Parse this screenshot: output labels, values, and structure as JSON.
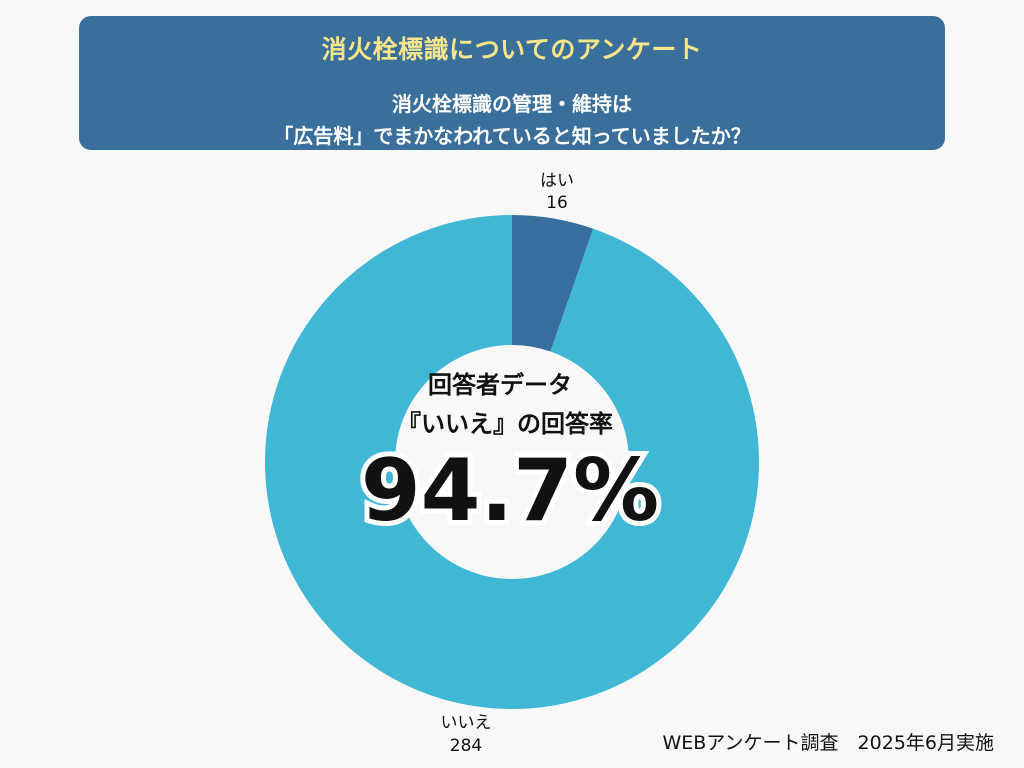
{
  "header": {
    "title": "消火栓標識についてのアンケート",
    "subtitle_line1": "消火栓標識の管理・維持は",
    "subtitle_line2": "「広告料」でまかなわれていると知っていましたか？"
  },
  "center": {
    "line1": "回答者データ",
    "line2": "『いいえ』の回答率",
    "percent": "94.7%"
  },
  "footer": {
    "note": "WEBアンケート調査　2025年6月実施"
  },
  "colors": {
    "header_bg": "#3a6f9c",
    "title": "#f7e58a",
    "slice_yes": "#386f9e",
    "slice_no": "#41b7d6"
  },
  "chart_data": {
    "type": "pie",
    "donut": true,
    "slices": [
      {
        "label": "はい",
        "value": 16,
        "color": "#386f9e"
      },
      {
        "label": "いいえ",
        "value": 284,
        "color": "#41b7d6"
      }
    ]
  }
}
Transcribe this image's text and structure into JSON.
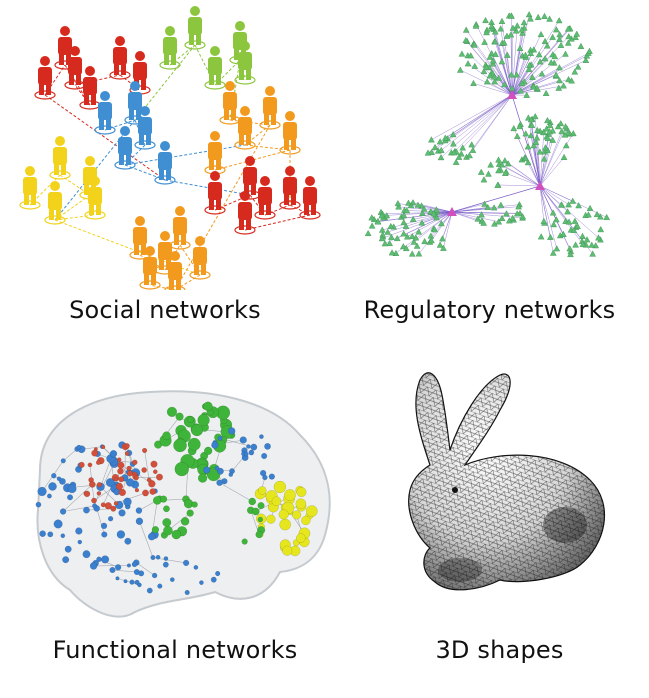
{
  "panels": [
    {
      "caption": "Social networks",
      "icon": "people-network-illustration"
    },
    {
      "caption": "Regulatory networks",
      "icon": "gene-regulatory-network-illustration"
    },
    {
      "caption": "Functional networks",
      "icon": "brain-network-illustration"
    },
    {
      "caption": "3D shapes",
      "icon": "bunny-mesh-illustration"
    }
  ],
  "colors": {
    "red": "#d62a1e",
    "green": "#8cc63f",
    "blue": "#3f8fd2",
    "orange": "#f29a1e",
    "yellow": "#f2d21b",
    "node_green": "#5dbd73",
    "hub": "#d24fc0",
    "edge_purple": "#7b5cc8",
    "brain_blue": "#3b7fcf",
    "brain_red": "#d2503a",
    "brain_green": "#3fb43a",
    "brain_yellow": "#e6e61e"
  }
}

What you should do:
Output all of the data exactly as it stands, minus any images.

Answer to the exercise:
Parse this screenshot: output labels, values, and structure as JSON.
{
  "header": {
    "title": "消火栓標識についてのアンケート",
    "subtitle_line1": "消火栓標識の管理・維持は",
    "subtitle_line2": "「広告料」でまかなわれていると知っていましたか？"
  },
  "center": {
    "line1": "回答者データ",
    "line2": "『いいえ』の回答率",
    "percent": "94.7%"
  },
  "footer": {
    "note": "WEBアンケート調査　2025年6月実施"
  },
  "colors": {
    "header_bg": "#3a6f9c",
    "title": "#f7e58a",
    "slice_yes": "#386f9e",
    "slice_no": "#41b7d6"
  },
  "chart_data": {
    "type": "pie",
    "donut": true,
    "slices": [
      {
        "label": "はい",
        "value": 16,
        "color": "#386f9e"
      },
      {
        "label": "いいえ",
        "value": 284,
        "color": "#41b7d6"
      }
    ]
  }
}
Transcribe this image's text and structure into JSON.
{
  "panels": [
    {
      "caption": "Social networks",
      "icon": "people-network-illustration"
    },
    {
      "caption": "Regulatory networks",
      "icon": "gene-regulatory-network-illustration"
    },
    {
      "caption": "Functional networks",
      "icon": "brain-network-illustration"
    },
    {
      "caption": "3D shapes",
      "icon": "bunny-mesh-illustration"
    }
  ],
  "colors": {
    "red": "#d62a1e",
    "green": "#8cc63f",
    "blue": "#3f8fd2",
    "orange": "#f29a1e",
    "yellow": "#f2d21b",
    "node_green": "#5dbd73",
    "hub": "#d24fc0",
    "edge_purple": "#7b5cc8",
    "brain_blue": "#3b7fcf",
    "brain_red": "#d2503a",
    "brain_green": "#3fb43a",
    "brain_yellow": "#e6e61e"
  }
}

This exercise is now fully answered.